What you will do - Can all of these lines be returned exactly?

The data -
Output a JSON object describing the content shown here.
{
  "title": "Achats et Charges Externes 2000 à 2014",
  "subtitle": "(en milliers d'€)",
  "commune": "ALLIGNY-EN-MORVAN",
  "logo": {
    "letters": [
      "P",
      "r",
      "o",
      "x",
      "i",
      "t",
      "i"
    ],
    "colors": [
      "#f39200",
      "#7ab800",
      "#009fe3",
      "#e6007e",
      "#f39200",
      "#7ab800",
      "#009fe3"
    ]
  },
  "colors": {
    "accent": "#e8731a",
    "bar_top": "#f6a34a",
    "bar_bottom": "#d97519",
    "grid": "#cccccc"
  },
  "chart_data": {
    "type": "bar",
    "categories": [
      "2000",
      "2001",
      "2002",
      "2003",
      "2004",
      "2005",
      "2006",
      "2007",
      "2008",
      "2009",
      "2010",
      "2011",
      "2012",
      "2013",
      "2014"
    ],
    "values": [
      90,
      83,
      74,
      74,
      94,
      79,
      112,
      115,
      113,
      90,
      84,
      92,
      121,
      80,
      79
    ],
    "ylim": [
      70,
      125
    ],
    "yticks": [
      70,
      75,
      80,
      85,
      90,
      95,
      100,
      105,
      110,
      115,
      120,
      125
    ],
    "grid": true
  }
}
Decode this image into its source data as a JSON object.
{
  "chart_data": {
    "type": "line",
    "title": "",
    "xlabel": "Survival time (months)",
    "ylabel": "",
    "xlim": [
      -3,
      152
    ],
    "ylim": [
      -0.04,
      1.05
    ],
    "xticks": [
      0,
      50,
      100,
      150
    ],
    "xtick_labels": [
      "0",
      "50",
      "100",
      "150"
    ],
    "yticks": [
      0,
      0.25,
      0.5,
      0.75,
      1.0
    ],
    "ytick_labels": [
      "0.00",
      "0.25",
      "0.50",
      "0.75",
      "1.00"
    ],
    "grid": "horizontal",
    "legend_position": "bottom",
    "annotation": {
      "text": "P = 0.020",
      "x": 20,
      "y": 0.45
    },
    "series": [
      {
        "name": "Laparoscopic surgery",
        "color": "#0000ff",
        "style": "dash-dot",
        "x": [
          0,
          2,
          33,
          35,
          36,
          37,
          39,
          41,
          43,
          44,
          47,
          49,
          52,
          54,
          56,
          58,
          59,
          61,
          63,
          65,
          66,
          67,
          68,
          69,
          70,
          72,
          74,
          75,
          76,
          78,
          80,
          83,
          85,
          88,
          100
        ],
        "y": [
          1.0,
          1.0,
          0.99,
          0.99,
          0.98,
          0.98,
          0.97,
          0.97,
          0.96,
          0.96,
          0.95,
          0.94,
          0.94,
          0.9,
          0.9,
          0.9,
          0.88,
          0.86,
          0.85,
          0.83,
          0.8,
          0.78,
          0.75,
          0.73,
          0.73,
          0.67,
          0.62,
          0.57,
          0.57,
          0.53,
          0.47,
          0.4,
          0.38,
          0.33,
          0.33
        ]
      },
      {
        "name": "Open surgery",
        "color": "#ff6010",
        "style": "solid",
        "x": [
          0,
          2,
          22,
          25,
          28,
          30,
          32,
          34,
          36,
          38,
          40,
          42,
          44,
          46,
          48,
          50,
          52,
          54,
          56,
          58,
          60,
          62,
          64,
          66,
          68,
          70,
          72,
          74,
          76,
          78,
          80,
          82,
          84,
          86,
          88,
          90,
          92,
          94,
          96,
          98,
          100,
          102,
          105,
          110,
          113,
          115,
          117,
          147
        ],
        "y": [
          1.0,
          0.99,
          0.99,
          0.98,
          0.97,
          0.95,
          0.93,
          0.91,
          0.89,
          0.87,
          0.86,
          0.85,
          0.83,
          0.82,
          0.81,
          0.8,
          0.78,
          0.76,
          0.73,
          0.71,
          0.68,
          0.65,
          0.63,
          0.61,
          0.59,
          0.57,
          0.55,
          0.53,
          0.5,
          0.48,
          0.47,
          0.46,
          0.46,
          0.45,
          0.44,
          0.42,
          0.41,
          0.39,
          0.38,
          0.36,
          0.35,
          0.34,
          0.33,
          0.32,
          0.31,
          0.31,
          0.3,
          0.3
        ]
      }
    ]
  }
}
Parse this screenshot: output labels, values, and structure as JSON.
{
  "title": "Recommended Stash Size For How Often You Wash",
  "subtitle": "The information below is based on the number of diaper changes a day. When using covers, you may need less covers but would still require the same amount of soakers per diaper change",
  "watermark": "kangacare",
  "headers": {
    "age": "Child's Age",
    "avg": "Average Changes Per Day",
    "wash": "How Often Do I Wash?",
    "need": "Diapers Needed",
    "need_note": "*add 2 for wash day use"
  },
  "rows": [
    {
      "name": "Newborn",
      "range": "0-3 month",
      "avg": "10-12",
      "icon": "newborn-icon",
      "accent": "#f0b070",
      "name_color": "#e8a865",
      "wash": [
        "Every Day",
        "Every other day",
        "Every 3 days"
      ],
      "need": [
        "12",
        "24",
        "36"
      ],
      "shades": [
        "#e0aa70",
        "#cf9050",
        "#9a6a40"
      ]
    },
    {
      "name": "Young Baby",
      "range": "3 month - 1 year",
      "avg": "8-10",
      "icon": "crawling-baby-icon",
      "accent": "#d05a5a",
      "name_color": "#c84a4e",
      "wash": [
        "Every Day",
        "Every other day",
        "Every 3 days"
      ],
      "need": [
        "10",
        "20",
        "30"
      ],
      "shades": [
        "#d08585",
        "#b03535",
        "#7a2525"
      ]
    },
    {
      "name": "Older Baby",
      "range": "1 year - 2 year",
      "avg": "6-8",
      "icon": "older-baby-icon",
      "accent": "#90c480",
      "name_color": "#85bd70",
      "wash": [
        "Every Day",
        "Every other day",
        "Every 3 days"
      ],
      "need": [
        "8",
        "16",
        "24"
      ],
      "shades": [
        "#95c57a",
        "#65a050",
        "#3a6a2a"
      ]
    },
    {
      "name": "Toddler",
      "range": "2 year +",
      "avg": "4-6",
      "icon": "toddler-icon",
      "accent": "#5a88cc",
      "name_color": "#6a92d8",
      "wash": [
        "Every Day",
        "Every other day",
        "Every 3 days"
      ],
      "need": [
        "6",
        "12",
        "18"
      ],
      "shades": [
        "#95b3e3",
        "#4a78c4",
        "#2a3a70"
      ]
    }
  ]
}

Task output -
Output a JSON object describing the content shown here.
{
  "title": "Achats et Charges Externes 2000 à 2014",
  "subtitle": "(en milliers d'€)",
  "commune": "ALLIGNY-EN-MORVAN",
  "logo": {
    "letters": [
      "P",
      "r",
      "o",
      "x",
      "i",
      "t",
      "i"
    ],
    "colors": [
      "#f39200",
      "#7ab800",
      "#009fe3",
      "#e6007e",
      "#f39200",
      "#7ab800",
      "#009fe3"
    ]
  },
  "colors": {
    "accent": "#e8731a",
    "bar_top": "#f6a34a",
    "bar_bottom": "#d97519",
    "grid": "#cccccc"
  },
  "chart_data": {
    "type": "bar",
    "categories": [
      "2000",
      "2001",
      "2002",
      "2003",
      "2004",
      "2005",
      "2006",
      "2007",
      "2008",
      "2009",
      "2010",
      "2011",
      "2012",
      "2013",
      "2014"
    ],
    "values": [
      90,
      83,
      74,
      74,
      94,
      79,
      112,
      115,
      113,
      90,
      84,
      92,
      121,
      80,
      79
    ],
    "ylim": [
      70,
      125
    ],
    "yticks": [
      70,
      75,
      80,
      85,
      90,
      95,
      100,
      105,
      110,
      115,
      120,
      125
    ],
    "grid": true
  }
}
Decode this image into its source data as a JSON object.
{
  "chart_data": {
    "type": "line",
    "title": "",
    "xlabel": "Survival time (months)",
    "ylabel": "",
    "xlim": [
      -3,
      152
    ],
    "ylim": [
      -0.04,
      1.05
    ],
    "xticks": [
      0,
      50,
      100,
      150
    ],
    "xtick_labels": [
      "0",
      "50",
      "100",
      "150"
    ],
    "yticks": [
      0,
      0.25,
      0.5,
      0.75,
      1.0
    ],
    "ytick_labels": [
      "0.00",
      "0.25",
      "0.50",
      "0.75",
      "1.00"
    ],
    "grid": "horizontal",
    "legend_position": "bottom",
    "annotation": {
      "text": "P = 0.020",
      "x": 20,
      "y": 0.45
    },
    "series": [
      {
        "name": "Laparoscopic surgery",
        "color": "#0000ff",
        "style": "dash-dot",
        "x": [
          0,
          2,
          33,
          35,
          36,
          37,
          39,
          41,
          43,
          44,
          47,
          49,
          52,
          54,
          56,
          58,
          59,
          61,
          63,
          65,
          66,
          67,
          68,
          69,
          70,
          72,
          74,
          75,
          76,
          78,
          80,
          83,
          85,
          88,
          100
        ],
        "y": [
          1.0,
          1.0,
          0.99,
          0.99,
          0.98,
          0.98,
          0.97,
          0.97,
          0.96,
          0.96,
          0.95,
          0.94,
          0.94,
          0.9,
          0.9,
          0.9,
          0.88,
          0.86,
          0.85,
          0.83,
          0.8,
          0.78,
          0.75,
          0.73,
          0.73,
          0.67,
          0.62,
          0.57,
          0.57,
          0.53,
          0.47,
          0.4,
          0.38,
          0.33,
          0.33
        ]
      },
      {
        "name": "Open surgery",
        "color": "#ff6010",
        "style": "solid",
        "x": [
          0,
          2,
          22,
          25,
          28,
          30,
          32,
          34,
          36,
          38,
          40,
          42,
          44,
          46,
          48,
          50,
          52,
          54,
          56,
          58,
          60,
          62,
          64,
          66,
          68,
          70,
          72,
          74,
          76,
          78,
          80,
          82,
          84,
          86,
          88,
          90,
          92,
          94,
          96,
          98,
          100,
          102,
          105,
          110,
          113,
          115,
          117,
          147
        ],
        "y": [
          1.0,
          0.99,
          0.99,
          0.98,
          0.97,
          0.95,
          0.93,
          0.91,
          0.89,
          0.87,
          0.86,
          0.85,
          0.83,
          0.82,
          0.81,
          0.8,
          0.78,
          0.76,
          0.73,
          0.71,
          0.68,
          0.65,
          0.63,
          0.61,
          0.59,
          0.57,
          0.55,
          0.53,
          0.5,
          0.48,
          0.47,
          0.46,
          0.46,
          0.45,
          0.44,
          0.42,
          0.41,
          0.39,
          0.38,
          0.36,
          0.35,
          0.34,
          0.33,
          0.32,
          0.31,
          0.31,
          0.3,
          0.3
        ]
      }
    ]
  }
}
Parse this screenshot: output labels, values, and structure as JSON.
{
  "title": "Recommended Stash Size For How Often You Wash",
  "subtitle": "The information below is based on the number of diaper changes a day. When using covers, you may need less covers but would still require the same amount of soakers per diaper change",
  "watermark": "kangacare",
  "headers": {
    "age": "Child's Age",
    "avg": "Average Changes Per Day",
    "wash": "How Often Do I Wash?",
    "need": "Diapers Needed",
    "need_note": "*add 2 for wash day use"
  },
  "rows": [
    {
      "name": "Newborn",
      "range": "0-3 month",
      "avg": "10-12",
      "icon": "newborn-icon",
      "accent": "#f0b070",
      "name_color": "#e8a865",
      "wash": [
        "Every Day",
        "Every other day",
        "Every 3 days"
      ],
      "need": [
        "12",
        "24",
        "36"
      ],
      "shades": [
        "#e0aa70",
        "#cf9050",
        "#9a6a40"
      ]
    },
    {
      "name": "Young Baby",
      "range": "3 month - 1 year",
      "avg": "8-10",
      "icon": "crawling-baby-icon",
      "accent": "#d05a5a",
      "name_color": "#c84a4e",
      "wash": [
        "Every Day",
        "Every other day",
        "Every 3 days"
      ],
      "need": [
        "10",
        "20",
        "30"
      ],
      "shades": [
        "#d08585",
        "#b03535",
        "#7a2525"
      ]
    },
    {
      "name": "Older Baby",
      "range": "1 year - 2 year",
      "avg": "6-8",
      "icon": "older-baby-icon",
      "accent": "#90c480",
      "name_color": "#85bd70",
      "wash": [
        "Every Day",
        "Every other day",
        "Every 3 days"
      ],
      "need": [
        "8",
        "16",
        "24"
      ],
      "shades": [
        "#95c57a",
        "#65a050",
        "#3a6a2a"
      ]
    },
    {
      "name": "Toddler",
      "range": "2 year +",
      "avg": "4-6",
      "icon": "toddler-icon",
      "accent": "#5a88cc",
      "name_color": "#6a92d8",
      "wash": [
        "Every Day",
        "Every other day",
        "Every 3 days"
      ],
      "need": [
        "6",
        "12",
        "18"
      ],
      "shades": [
        "#95b3e3",
        "#4a78c4",
        "#2a3a70"
      ]
    }
  ]
}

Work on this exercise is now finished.